#### Problem
Every record should be written out exactly, with the pictures left out.

#### Supplied information

^^^^^^^^

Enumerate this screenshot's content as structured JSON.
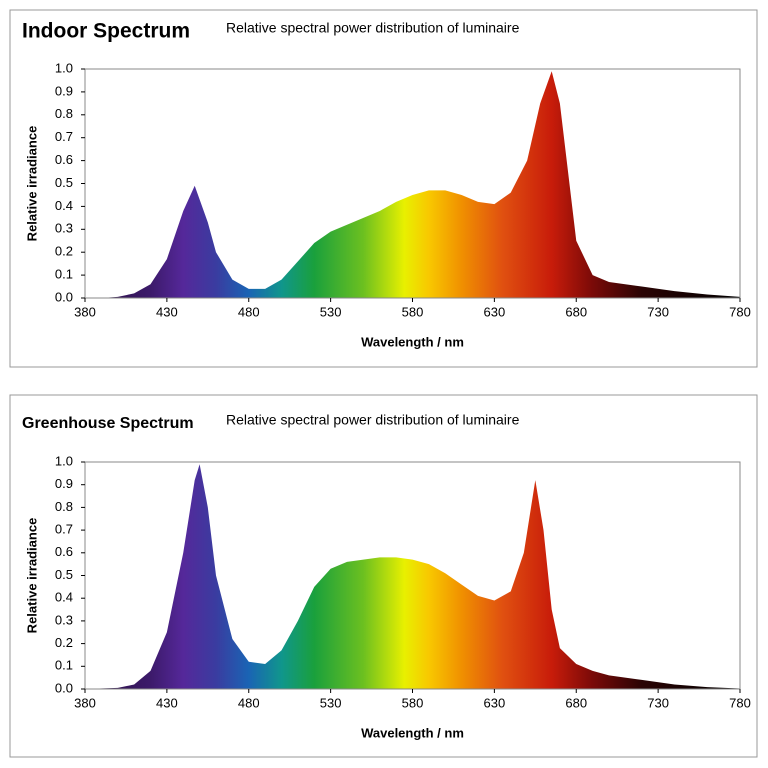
{
  "chart_data": [
    {
      "type": "area",
      "title": "Indoor Spectrum",
      "subtitle": "Relative spectral power distribution of luminaire",
      "xlabel": "Wavelength / nm",
      "ylabel": "Relative irradiance",
      "x": [
        380,
        390,
        400,
        410,
        420,
        430,
        440,
        447,
        455,
        460,
        470,
        480,
        490,
        500,
        510,
        520,
        530,
        540,
        550,
        560,
        570,
        580,
        590,
        600,
        610,
        620,
        630,
        640,
        650,
        658,
        665,
        670,
        675,
        680,
        690,
        700,
        720,
        740,
        760,
        780
      ],
      "values": [
        0,
        0,
        0.005,
        0.02,
        0.06,
        0.17,
        0.38,
        0.49,
        0.33,
        0.2,
        0.08,
        0.04,
        0.04,
        0.08,
        0.16,
        0.24,
        0.29,
        0.32,
        0.35,
        0.38,
        0.42,
        0.45,
        0.47,
        0.47,
        0.45,
        0.42,
        0.41,
        0.46,
        0.6,
        0.85,
        0.99,
        0.85,
        0.55,
        0.25,
        0.1,
        0.07,
        0.05,
        0.03,
        0.015,
        0.005
      ],
      "xlim": [
        380,
        780
      ],
      "xticks": [
        380,
        430,
        480,
        530,
        580,
        630,
        680,
        730,
        780
      ],
      "ylim": [
        0,
        1
      ],
      "yticks": [
        {
          "value": 0,
          "label": "0.0"
        },
        0.1,
        0.2,
        0.3,
        0.4,
        0.5,
        0.6,
        0.7,
        0.8,
        0.9,
        {
          "value": 1,
          "label": "1.0"
        }
      ],
      "grid": false
    },
    {
      "type": "area",
      "title": "Greenhouse Spectrum",
      "subtitle": "Relative spectral power distribution of luminaire",
      "xlabel": "Wavelength / nm",
      "ylabel": "Relative irradiance",
      "x": [
        380,
        400,
        410,
        420,
        430,
        440,
        447,
        450,
        455,
        460,
        470,
        480,
        490,
        500,
        510,
        520,
        530,
        540,
        550,
        560,
        570,
        580,
        590,
        600,
        610,
        620,
        630,
        640,
        648,
        655,
        660,
        665,
        670,
        680,
        690,
        700,
        720,
        740,
        760,
        780
      ],
      "values": [
        0,
        0.005,
        0.02,
        0.08,
        0.25,
        0.6,
        0.92,
        0.99,
        0.8,
        0.5,
        0.22,
        0.12,
        0.11,
        0.17,
        0.3,
        0.45,
        0.53,
        0.56,
        0.57,
        0.58,
        0.58,
        0.57,
        0.55,
        0.51,
        0.46,
        0.41,
        0.39,
        0.43,
        0.6,
        0.92,
        0.7,
        0.35,
        0.18,
        0.11,
        0.08,
        0.06,
        0.04,
        0.02,
        0.008,
        0.002
      ],
      "xlim": [
        380,
        780
      ],
      "xticks": [
        380,
        430,
        480,
        530,
        580,
        630,
        680,
        730,
        780
      ],
      "ylim": [
        0,
        1
      ],
      "yticks": [
        {
          "value": 0,
          "label": "0.0"
        },
        0.1,
        0.2,
        0.3,
        0.4,
        0.5,
        0.6,
        0.7,
        0.8,
        0.9,
        {
          "value": 1,
          "label": "1.0"
        }
      ],
      "grid": false
    }
  ]
}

^^^^^^^^

#### Written reply
Enumerate this screenshot's content as structured JSON.
{
  "chart_data": [
    {
      "type": "area",
      "title": "Indoor Spectrum",
      "subtitle": "Relative spectral power distribution of luminaire",
      "xlabel": "Wavelength / nm",
      "ylabel": "Relative irradiance",
      "x": [
        380,
        390,
        400,
        410,
        420,
        430,
        440,
        447,
        455,
        460,
        470,
        480,
        490,
        500,
        510,
        520,
        530,
        540,
        550,
        560,
        570,
        580,
        590,
        600,
        610,
        620,
        630,
        640,
        650,
        658,
        665,
        670,
        675,
        680,
        690,
        700,
        720,
        740,
        760,
        780
      ],
      "values": [
        0,
        0,
        0.005,
        0.02,
        0.06,
        0.17,
        0.38,
        0.49,
        0.33,
        0.2,
        0.08,
        0.04,
        0.04,
        0.08,
        0.16,
        0.24,
        0.29,
        0.32,
        0.35,
        0.38,
        0.42,
        0.45,
        0.47,
        0.47,
        0.45,
        0.42,
        0.41,
        0.46,
        0.6,
        0.85,
        0.99,
        0.85,
        0.55,
        0.25,
        0.1,
        0.07,
        0.05,
        0.03,
        0.015,
        0.005
      ],
      "xlim": [
        380,
        780
      ],
      "xticks": [
        380,
        430,
        480,
        530,
        580,
        630,
        680,
        730,
        780
      ],
      "ylim": [
        0,
        1
      ],
      "yticks": [
        {
          "value": 0,
          "label": "0.0"
        },
        0.1,
        0.2,
        0.3,
        0.4,
        0.5,
        0.6,
        0.7,
        0.8,
        0.9,
        {
          "value": 1,
          "label": "1.0"
        }
      ],
      "grid": false
    },
    {
      "type": "area",
      "title": "Greenhouse Spectrum",
      "subtitle": "Relative spectral power distribution of luminaire",
      "xlabel": "Wavelength / nm",
      "ylabel": "Relative irradiance",
      "x": [
        380,
        400,
        410,
        420,
        430,
        440,
        447,
        450,
        455,
        460,
        470,
        480,
        490,
        500,
        510,
        520,
        530,
        540,
        550,
        560,
        570,
        580,
        590,
        600,
        610,
        620,
        630,
        640,
        648,
        655,
        660,
        665,
        670,
        680,
        690,
        700,
        720,
        740,
        760,
        780
      ],
      "values": [
        0,
        0.005,
        0.02,
        0.08,
        0.25,
        0.6,
        0.92,
        0.99,
        0.8,
        0.5,
        0.22,
        0.12,
        0.11,
        0.17,
        0.3,
        0.45,
        0.53,
        0.56,
        0.57,
        0.58,
        0.58,
        0.57,
        0.55,
        0.51,
        0.46,
        0.41,
        0.39,
        0.43,
        0.6,
        0.92,
        0.7,
        0.35,
        0.18,
        0.11,
        0.08,
        0.06,
        0.04,
        0.02,
        0.008,
        0.002
      ],
      "xlim": [
        380,
        780
      ],
      "xticks": [
        380,
        430,
        480,
        530,
        580,
        630,
        680,
        730,
        780
      ],
      "ylim": [
        0,
        1
      ],
      "yticks": [
        {
          "value": 0,
          "label": "0.0"
        },
        0.1,
        0.2,
        0.3,
        0.4,
        0.5,
        0.6,
        0.7,
        0.8,
        0.9,
        {
          "value": 1,
          "label": "1.0"
        }
      ],
      "grid": false
    }
  ]
}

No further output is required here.